## [Task A]
Translate into Spanish this sentence from the passage on coordination below: "Unmarked coordination is expressed syndetically by the pure conjunction and, or asyndetically, by the zero coordinator."
## [Task B]
Say whether each statement agrees with the passage on coordination below. Answer yes or no for each, and quote the words of the passage that decide it.
(i) The adverbial connectors yet and so can be shifted in the sequential clause.
(ii) Cumulative constructions stand between the composite sentence and the sequence of independent sentences.
(iii) The connector either… or expresses unmarked coordination.
## [Task C]
Continue the passage on coordination below, starting after its last sentence.
### Passage shown ###
Coordination, just like subordination, can be expressed either syndetically (by means of coordinative connectors) or asyndetically. Coordinative connectors, or coordinators, are divided into conjunctions proper, e.g.: and, but, or, for, either…or, neither… nor, etc., and semi-functional connectors of adverbial character, e.g.: nevertheless, besides, however, yet, thus, so, etc. Adverbial connectors, unlike pure conjunctions, can be shifted in the sequential clause (except for yet and so), e.g.: The company’s profits have fallen, but there is, however, another side to this problem. The coordinate clauses can be combined asyndetically (by the zero coordinator), e.g.: The quarrel was over, the friendship was resumed.



The intensity of cohesion between coordinate clauses can become loose, and in this case the construction is changed into a cumulative one, e.g.: I wasn’t going to leave; I’d only just arrived (cf.: I’d only just arrived and I wasn’t going to leave). Cumulative constructions have an intermediary status between the composite sentence and the sequence of independent sentences (see Unit 25).

Semantically, connections between coordinated clauses can be subdivided into two types: marked coordinative connection and unmarked coordinative connection. A marked coordination is expressed by conjunctions and adverbial connectors rendering adversative relations (but, however, yet, etc.), disjunctive relations (or, either… or, etc.), causal-consequential relations (so, for, therefore, thus, etc.), and positive and negative copulative relations of events (both... and, neither… nor). Unmarked coordination is expressed syndetically by the pure conjunction and, or asyndetically, by the zero coordinator. Relations rendered by unmarked connections are not specified in any way: they are either pure copulative relations, or enumerative relations, or broader connective meanings, which can be diagnosed by equivalent substitution with marked connections. Cf.: We started to sing and he started to sing along (unmarked coordination, copulative relations); They were sitting on the beach, the seagulls were flying above, the waves were rolling (unmarked coordination, relations of enumeration); She was sick and she took some medicine (= so she took some medicine – the relations of result or consequence).

Both unmarked and marked coordinative connections can be additionally specified when coordinators are used with an accompanying functional particle-like or adverb-like word, e.g.: and yet, and besides, but instead, but also, or else, etc.
### Extracted information ###
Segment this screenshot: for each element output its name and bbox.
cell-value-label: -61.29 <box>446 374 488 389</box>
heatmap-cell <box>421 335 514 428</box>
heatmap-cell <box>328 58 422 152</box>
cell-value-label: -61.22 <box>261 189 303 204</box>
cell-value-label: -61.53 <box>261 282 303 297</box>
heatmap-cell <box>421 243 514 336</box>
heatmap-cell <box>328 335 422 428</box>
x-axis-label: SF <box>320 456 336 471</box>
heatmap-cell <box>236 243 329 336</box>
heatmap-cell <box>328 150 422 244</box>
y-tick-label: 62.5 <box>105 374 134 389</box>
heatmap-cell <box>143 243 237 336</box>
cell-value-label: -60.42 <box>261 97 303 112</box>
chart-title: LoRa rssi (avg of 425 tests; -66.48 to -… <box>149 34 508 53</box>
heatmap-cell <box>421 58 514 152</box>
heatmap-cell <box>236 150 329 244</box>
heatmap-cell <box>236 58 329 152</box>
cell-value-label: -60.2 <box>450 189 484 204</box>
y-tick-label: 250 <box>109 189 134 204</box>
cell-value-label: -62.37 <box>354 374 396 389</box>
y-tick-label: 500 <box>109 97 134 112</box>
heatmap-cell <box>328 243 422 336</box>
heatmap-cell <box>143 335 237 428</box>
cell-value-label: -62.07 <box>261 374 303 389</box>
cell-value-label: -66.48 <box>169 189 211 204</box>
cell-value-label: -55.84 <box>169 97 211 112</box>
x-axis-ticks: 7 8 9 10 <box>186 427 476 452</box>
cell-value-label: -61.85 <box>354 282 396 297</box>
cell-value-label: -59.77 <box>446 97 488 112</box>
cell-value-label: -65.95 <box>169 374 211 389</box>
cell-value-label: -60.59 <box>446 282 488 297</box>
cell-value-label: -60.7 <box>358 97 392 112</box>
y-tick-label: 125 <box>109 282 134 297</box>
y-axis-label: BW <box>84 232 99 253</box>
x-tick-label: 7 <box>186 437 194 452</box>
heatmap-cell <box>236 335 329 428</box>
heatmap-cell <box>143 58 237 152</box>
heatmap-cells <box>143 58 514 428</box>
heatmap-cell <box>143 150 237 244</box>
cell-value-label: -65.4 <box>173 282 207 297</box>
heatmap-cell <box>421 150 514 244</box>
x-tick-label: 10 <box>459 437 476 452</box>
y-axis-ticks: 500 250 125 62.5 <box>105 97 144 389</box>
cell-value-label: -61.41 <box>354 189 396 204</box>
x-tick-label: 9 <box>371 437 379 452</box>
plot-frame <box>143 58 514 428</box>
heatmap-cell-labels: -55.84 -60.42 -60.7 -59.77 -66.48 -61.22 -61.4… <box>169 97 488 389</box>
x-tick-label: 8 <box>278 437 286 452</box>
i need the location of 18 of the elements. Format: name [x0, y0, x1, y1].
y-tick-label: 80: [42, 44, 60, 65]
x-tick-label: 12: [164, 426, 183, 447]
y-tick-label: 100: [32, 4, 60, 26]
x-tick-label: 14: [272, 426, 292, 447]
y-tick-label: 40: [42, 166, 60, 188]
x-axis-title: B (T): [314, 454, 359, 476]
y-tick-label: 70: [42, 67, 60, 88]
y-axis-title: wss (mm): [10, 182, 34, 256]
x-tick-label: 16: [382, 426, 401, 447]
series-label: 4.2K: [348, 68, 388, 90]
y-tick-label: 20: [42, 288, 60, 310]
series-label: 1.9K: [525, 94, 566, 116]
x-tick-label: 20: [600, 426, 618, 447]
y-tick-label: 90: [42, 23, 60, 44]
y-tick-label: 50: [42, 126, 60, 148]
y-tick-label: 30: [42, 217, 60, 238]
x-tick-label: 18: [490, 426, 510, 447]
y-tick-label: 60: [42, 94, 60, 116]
###
## [Answer A]
La coordinación no marcada se expresa sindéticamente mediante la conjunción pura and, o asindéticamente, mediante el coordinador cero.

## [Answer B]
(i) No: "Adverbial connectors, unlike pure conjunctions, can be shifted in the sequential clause (except for yet and so)"
(ii) Yes: "Cumulative constructions have an intermediary status between the composite sentence and the sequence of independent sentences"
(iii) No: "A marked coordination is expressed by conjunctions and adverbial connectors rendering adversative relations (but, however, yet, etc.), disjunctive relations (or, either… or, etc.)"

## [Answer C]
Some compound sentences can be easily transformed into complex sentences, and in these transformations complex sentences are used as diagnostic models to expose the semantic relations between the coordinate clauses; this is of especial importance for unmarked coordinative constructions. E.g.: Water the seeds and they will grow.à If you water the seeds, they will grow; the transformation shows that the event in the first clause is the condition for that in the second; She took some medicine and she became sick.à She became sick because she took some medicine; the copulative relations between the clauses can be specified as implying that one event is the cause which generated the following event as a consequence. Coordinative connections, as such transformations show, are semantically more general than the connections in complex sentences, which are semantically more discriminatory. It must be noted, though, that the coordinative and subordinative constructions above are not equivalent and coordinative connections are not reducible to subordinative connections.

The basic type of the compound sentence, as with the complex sentence, is a two-clause construction. If more than two or more sequential clauses are combined with one leading clause, from the point of view of semantic correlation between the clauses, such constructions are divided into “open” and “closed”. “Open” constructions may be further expanded by additional clauses (as in various enumerations or descriptions), e.g.: They were sitting on the beach, the seagulls were flying above, the waves were rolling... In “closed” coordinative constructions the final part is joined on an unequal basis with the previous ones and the finalization of the chain of ideas is achieved, e.g.: He joked, he made faces, he jumped around, but the child did not smile.